Document excerpt:
* Start *

My hunchback friend guided me along the lanes. Our hobnails struck sparks from the cobbles. Another
phlambouri
was finished:
halpou
was here....

“It's nearly ready!” Marko exulted. He sprang to his feet and advanced to the middle of the firelit room rubbing his hands and almost dancing with contagious delight. “Just listen to that wonderful smell!”
[14]

The fragrant noose had ensnared me several yards up the lane. The whole house trembled with marvellous fumes.

He seized a bottle of
ouzo
and tapped it on the flank, exclaiming, “
Sans Rival
from Tyrnavos!” and poured out two glasses. Then he started slicing sausage and cheese and spring onions and
avgotaracho
, delicious grey mullet's roes from Missolonghi densely compressed and enclosed in an oblong carapace of yellow wax. He put a handful of giant olives and white and blood-red radishes in a saucer and showered them with salt: a magnificent
mézé
, in fact, to accompany the
ouzo
.

“And we've got some retsina you'll like,” he went on as he poured a second glass of
ouzo
. “A whole demijohn from Spata in Attica.” He pointed to the great osier-cradled vessel in the corner. “I've put a couple of bottles in the well to get cold.” He went out to fetch one.

I envied his quarters. They were white-washed and spotless with low divans along two walls and a red and black rug on the floor: across it Marko had flung the skin of a large wolf shot in the Grammos mountains, where he had won his decoration: I knew because I had asked him. “But it wasn't for that,” he smiled: the noise of the fighting in the mountain-tops had driven the wolves down to the foothills and even into villages; bears too. A fireplace arched with an ogee made a wide niche in a jutting semi-cylinder of white plaster and the bisected cone of the chimney tapered to a low wooden ceiling which wove a faint fragrance into the other drifting smells. An old woman in black squatted on the hob. Peering from her task, she quavered a greeting. Kyria Diamánti looked light enough to lift in the palm of one hand. Marko sometimes called her
theia
or “auntie.”

* End *

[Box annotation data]
* Start *

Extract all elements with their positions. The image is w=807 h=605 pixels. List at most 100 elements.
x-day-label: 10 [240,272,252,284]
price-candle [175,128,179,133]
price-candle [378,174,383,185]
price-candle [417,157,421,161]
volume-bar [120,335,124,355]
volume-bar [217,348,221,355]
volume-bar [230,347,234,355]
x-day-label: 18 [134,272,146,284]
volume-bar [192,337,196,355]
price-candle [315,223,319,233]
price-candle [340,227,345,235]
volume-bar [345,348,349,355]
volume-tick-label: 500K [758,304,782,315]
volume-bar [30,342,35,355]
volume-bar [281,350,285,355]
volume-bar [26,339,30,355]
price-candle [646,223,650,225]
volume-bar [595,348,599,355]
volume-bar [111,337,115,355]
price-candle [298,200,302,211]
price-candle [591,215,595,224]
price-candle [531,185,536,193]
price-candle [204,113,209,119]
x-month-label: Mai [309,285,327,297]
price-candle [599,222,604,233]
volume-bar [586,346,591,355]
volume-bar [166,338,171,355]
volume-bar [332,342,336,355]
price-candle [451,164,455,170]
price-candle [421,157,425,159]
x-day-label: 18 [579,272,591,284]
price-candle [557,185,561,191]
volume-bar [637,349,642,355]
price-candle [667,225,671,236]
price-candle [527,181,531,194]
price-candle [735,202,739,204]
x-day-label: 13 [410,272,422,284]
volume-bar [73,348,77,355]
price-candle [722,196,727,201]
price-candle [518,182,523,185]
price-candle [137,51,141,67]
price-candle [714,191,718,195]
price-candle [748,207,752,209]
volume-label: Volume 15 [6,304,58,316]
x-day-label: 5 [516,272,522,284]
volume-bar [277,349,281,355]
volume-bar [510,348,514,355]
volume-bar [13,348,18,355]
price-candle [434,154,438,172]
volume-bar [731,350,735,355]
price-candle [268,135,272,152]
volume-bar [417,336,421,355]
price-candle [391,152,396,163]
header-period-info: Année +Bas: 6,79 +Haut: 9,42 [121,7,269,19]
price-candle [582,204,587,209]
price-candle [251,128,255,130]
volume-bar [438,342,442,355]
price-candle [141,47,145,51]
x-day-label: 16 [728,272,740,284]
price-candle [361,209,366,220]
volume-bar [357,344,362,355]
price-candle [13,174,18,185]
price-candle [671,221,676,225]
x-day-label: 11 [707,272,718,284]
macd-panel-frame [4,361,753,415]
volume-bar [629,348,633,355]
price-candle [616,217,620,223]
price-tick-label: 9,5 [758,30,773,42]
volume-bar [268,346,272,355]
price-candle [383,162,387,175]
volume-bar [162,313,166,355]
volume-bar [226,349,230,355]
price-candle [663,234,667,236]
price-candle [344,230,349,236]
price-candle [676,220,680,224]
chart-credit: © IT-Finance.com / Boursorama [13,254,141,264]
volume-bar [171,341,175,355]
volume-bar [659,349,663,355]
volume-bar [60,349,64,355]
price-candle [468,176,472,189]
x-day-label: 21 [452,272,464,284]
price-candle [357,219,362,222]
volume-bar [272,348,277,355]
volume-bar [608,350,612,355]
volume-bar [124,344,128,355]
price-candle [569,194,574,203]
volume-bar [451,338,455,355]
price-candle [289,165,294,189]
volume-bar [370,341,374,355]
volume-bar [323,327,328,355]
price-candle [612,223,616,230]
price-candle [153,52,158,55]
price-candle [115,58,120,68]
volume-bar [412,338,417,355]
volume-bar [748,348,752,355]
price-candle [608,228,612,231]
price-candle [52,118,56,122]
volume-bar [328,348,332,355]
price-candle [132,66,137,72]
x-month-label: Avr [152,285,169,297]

* End *

Task list:
**a)** Please rewrite the paragraph of the Marko passage that begins "He seized a bottle" as a short list, keeping its main facts.
**b)** Pick up the Marko passage after its final sentence and carry it on for a paragraph or two in the same manner.

Responses for each task:
**a)**
- Marko taps a bottle of Sans Rival ouzo from Tyrnavos and pours two glasses.
- He slices sausage, cheese, spring onions and avgotaracho, which are grey mullet's roes from Missolonghi, densely compressed and sealed in an oblong casing of yellow wax.
- He fills a saucer with giant olives and white and blood-red radishes and salts them.
- Together these make a mézé to go with the ouzo.

**b)**
Drinking our
ouzo
we settled on either side of the
sofra
: a low circular wooden table still common in some parts of Roumeli, Epirus and Macedonia; one eats cross-legged on the floor, or slightly levitated, as we were now, on little rush-bottomed stools. The blue and white check cloth was laden with the implements of our impending feast. At a warning cry from the fireside, the remains of the
mézé
and the
ouzo
were thrust aside and the great metal pan was lifted sizzling from the flames to the table's centre. Marko begged our cook to join us. No, no, she had supped; and anyway, no meat for her! She grasped her upper gum between a finger and a thumb to display utter toothlessness, like a horse-coper refusing a deal, and went off into a cracked and engaging laugh. “
Na phate, na phate, paidia!
” she squeaked: “Eat, eat, boys!”

Marko caught the shrouding grease-paper by the corner and
carefully unwrapped the joint. A golden brown leg of lamb emerged, blistering and bubbling with juice and surrounded by a brood of spitting potatoes. The full redolence exploded on us, not of garlic only but of thyme and rosemary too. His knife flashed in the light of the fire as he drove it down alongside the bone: the promised cloves were there! We put a handful of cress, picked at the spring, in both plates.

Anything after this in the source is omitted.